§ **Task objective**:
Go through the listing and copy each line with the string "this".

§ **Records to process**:
________________________________________

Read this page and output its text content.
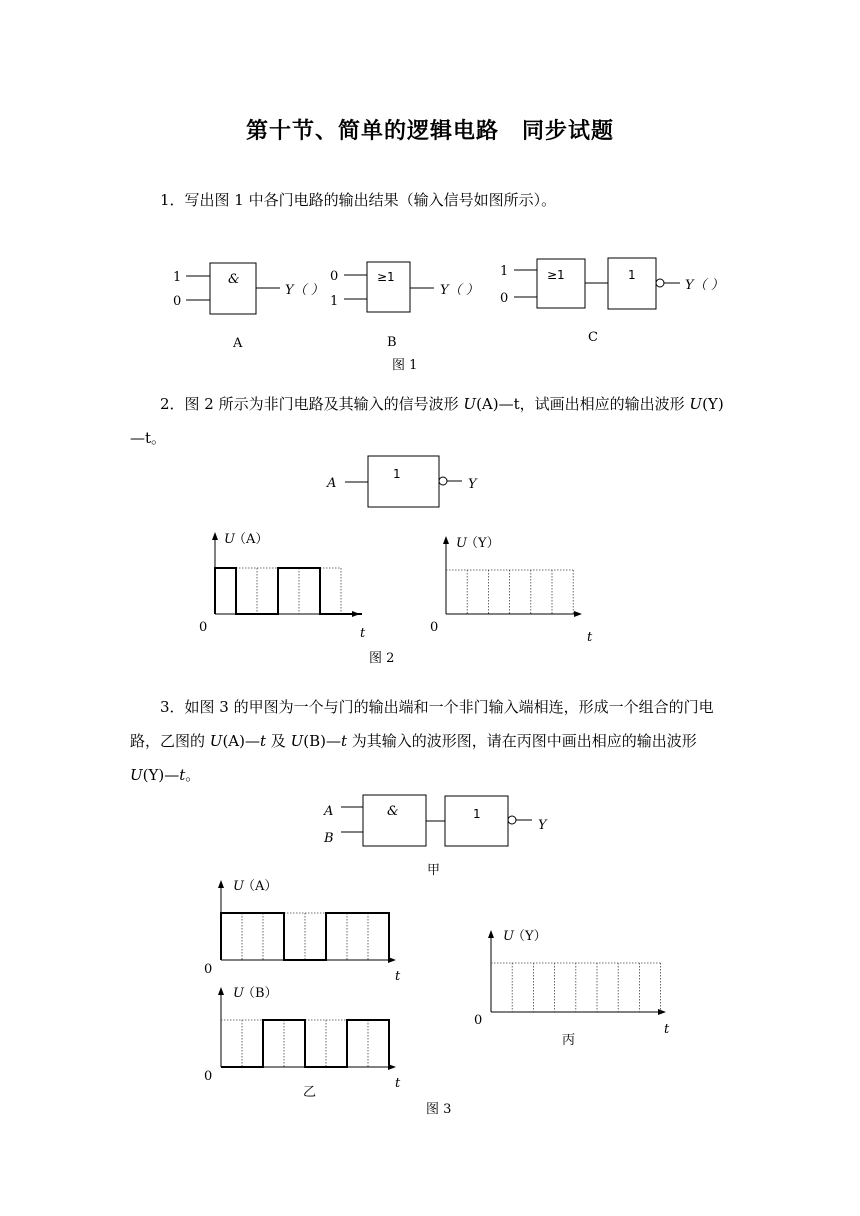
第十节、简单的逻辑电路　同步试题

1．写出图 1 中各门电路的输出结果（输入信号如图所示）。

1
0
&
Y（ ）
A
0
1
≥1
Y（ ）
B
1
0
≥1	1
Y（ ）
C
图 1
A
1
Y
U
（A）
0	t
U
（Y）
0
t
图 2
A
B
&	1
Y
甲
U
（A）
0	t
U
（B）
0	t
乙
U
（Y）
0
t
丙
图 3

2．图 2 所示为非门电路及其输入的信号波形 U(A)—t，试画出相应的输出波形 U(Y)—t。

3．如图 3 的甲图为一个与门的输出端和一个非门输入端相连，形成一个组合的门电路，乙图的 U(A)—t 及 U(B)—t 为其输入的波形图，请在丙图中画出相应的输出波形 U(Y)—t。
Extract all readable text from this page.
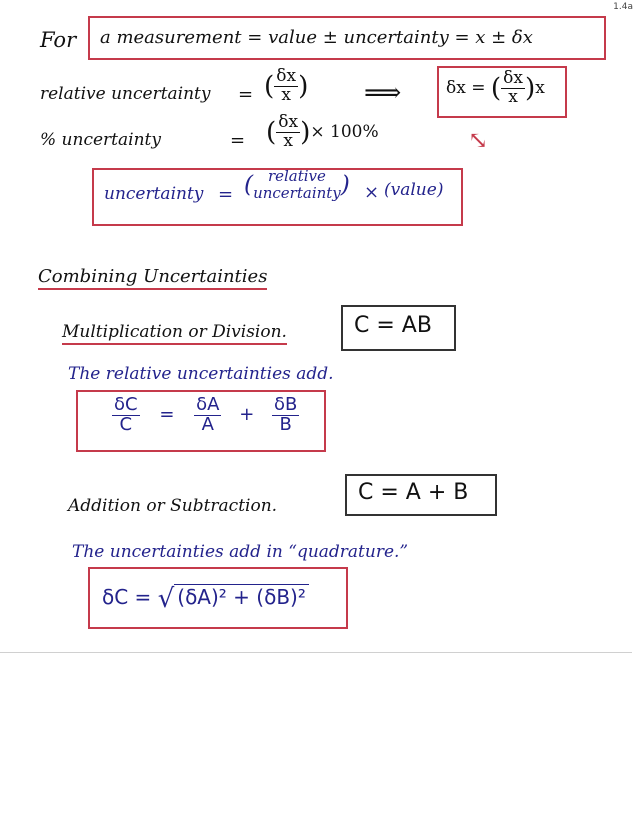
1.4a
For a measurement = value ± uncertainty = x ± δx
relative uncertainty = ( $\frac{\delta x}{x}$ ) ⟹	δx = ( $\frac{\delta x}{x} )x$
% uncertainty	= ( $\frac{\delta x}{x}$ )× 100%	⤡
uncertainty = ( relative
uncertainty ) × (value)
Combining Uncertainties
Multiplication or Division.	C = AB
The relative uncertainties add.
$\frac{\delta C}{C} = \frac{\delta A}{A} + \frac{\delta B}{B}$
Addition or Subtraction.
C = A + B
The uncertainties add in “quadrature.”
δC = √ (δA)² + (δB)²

________________________________________

§ **Full response**:
Read this page and output its text content.
Extract all readable text from this page.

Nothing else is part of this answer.